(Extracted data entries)
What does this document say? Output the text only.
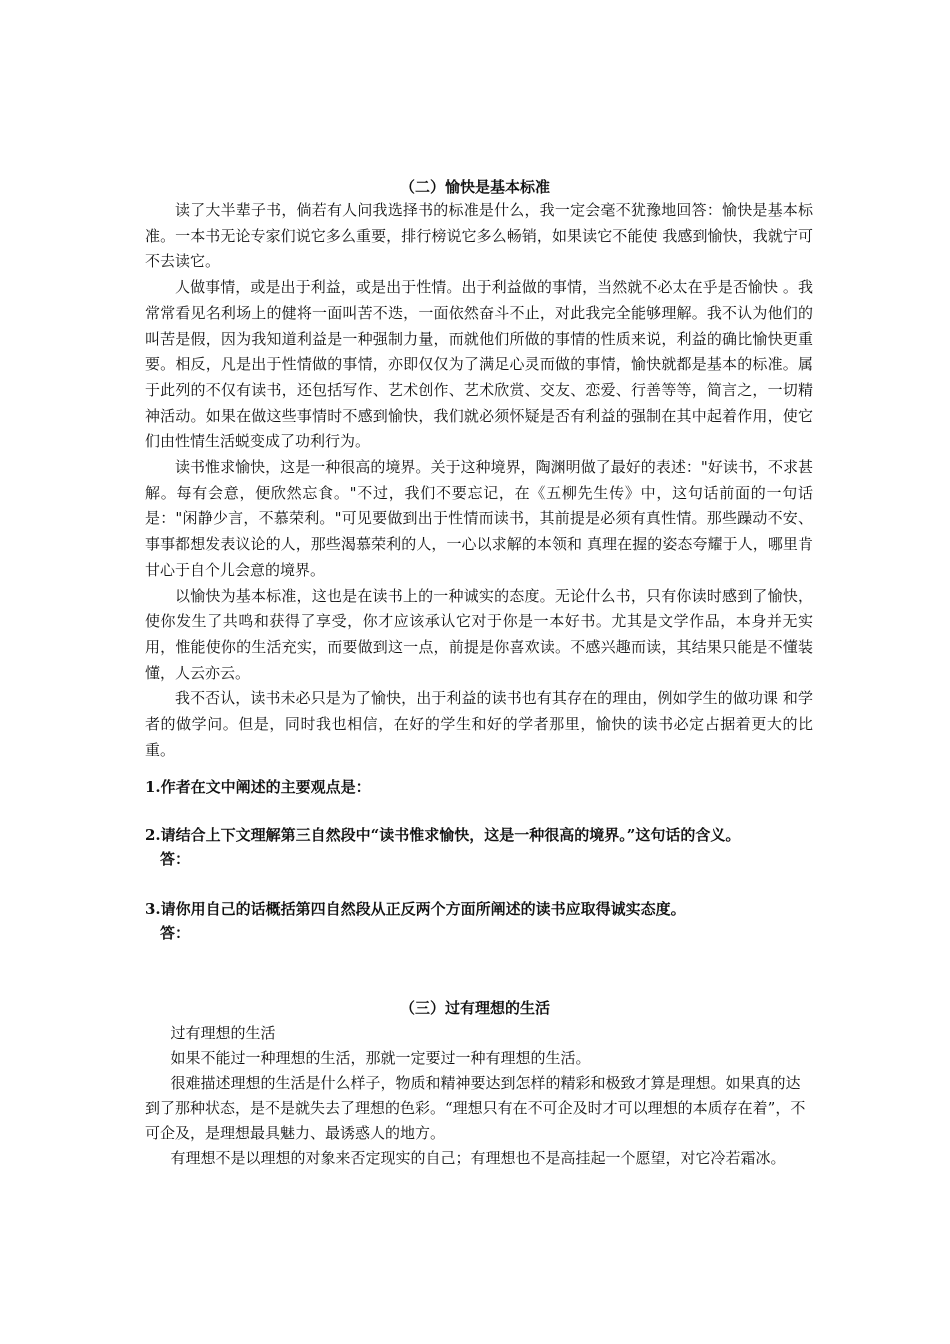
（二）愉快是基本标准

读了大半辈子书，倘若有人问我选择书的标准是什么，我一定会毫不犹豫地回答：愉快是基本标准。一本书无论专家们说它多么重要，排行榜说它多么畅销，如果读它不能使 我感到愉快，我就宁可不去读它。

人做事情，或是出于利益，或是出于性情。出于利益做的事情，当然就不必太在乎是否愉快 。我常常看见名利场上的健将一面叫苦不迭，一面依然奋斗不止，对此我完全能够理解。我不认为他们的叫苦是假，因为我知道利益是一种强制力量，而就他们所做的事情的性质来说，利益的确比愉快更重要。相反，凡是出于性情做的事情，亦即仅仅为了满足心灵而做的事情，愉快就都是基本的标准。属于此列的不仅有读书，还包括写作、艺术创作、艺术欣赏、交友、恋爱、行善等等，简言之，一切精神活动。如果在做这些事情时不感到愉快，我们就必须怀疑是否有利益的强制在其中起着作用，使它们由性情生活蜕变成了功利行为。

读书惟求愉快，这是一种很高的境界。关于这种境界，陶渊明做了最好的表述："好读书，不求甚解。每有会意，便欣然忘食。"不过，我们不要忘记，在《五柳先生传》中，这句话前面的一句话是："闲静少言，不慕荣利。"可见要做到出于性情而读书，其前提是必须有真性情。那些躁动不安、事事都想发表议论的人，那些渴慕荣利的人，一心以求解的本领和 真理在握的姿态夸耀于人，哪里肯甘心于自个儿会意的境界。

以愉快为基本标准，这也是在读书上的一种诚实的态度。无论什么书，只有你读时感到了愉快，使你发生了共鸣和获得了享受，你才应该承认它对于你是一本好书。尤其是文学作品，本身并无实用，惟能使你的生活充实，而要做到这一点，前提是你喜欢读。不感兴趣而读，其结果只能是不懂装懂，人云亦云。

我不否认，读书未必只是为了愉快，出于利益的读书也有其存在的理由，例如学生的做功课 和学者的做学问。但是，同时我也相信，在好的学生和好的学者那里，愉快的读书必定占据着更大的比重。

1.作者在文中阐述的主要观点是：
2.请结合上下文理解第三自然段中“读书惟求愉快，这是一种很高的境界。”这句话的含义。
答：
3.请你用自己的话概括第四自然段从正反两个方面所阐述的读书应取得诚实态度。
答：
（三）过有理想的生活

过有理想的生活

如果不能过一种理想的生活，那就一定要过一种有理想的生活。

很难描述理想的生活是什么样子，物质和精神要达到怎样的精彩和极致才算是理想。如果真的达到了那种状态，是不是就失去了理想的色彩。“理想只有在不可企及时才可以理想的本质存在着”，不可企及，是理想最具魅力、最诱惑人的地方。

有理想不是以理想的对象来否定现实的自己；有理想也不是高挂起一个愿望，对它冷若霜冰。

---

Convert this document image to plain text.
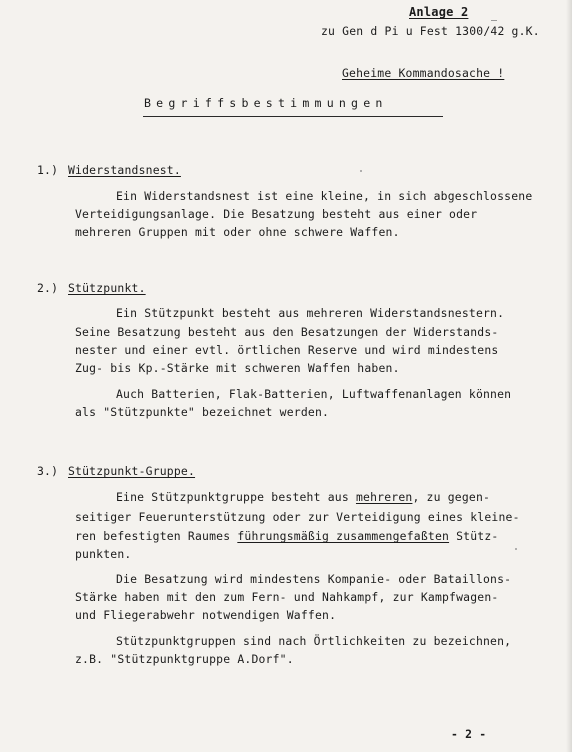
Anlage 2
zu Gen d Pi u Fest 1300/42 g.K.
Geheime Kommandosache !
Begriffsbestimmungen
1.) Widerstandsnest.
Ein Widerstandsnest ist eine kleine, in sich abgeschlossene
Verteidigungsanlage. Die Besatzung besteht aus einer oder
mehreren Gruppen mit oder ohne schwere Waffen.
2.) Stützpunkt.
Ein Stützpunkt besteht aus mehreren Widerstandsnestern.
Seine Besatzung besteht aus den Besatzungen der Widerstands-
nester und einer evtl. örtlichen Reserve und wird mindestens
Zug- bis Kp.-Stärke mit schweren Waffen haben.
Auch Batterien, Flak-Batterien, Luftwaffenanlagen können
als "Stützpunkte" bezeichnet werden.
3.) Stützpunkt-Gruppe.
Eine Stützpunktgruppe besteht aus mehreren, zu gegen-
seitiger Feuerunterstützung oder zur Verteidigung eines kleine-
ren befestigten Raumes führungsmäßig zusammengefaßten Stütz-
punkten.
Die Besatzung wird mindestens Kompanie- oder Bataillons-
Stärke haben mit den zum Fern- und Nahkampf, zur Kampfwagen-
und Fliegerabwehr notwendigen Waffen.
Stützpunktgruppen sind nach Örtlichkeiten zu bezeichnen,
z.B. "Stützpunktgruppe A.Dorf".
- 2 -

▸ **CHALLENGE**: Make a copy of each line that contains the string "this".

▸ **FINISHED ANSWER**:
What does this document say? Output the text only.
Convert this document image to plain text.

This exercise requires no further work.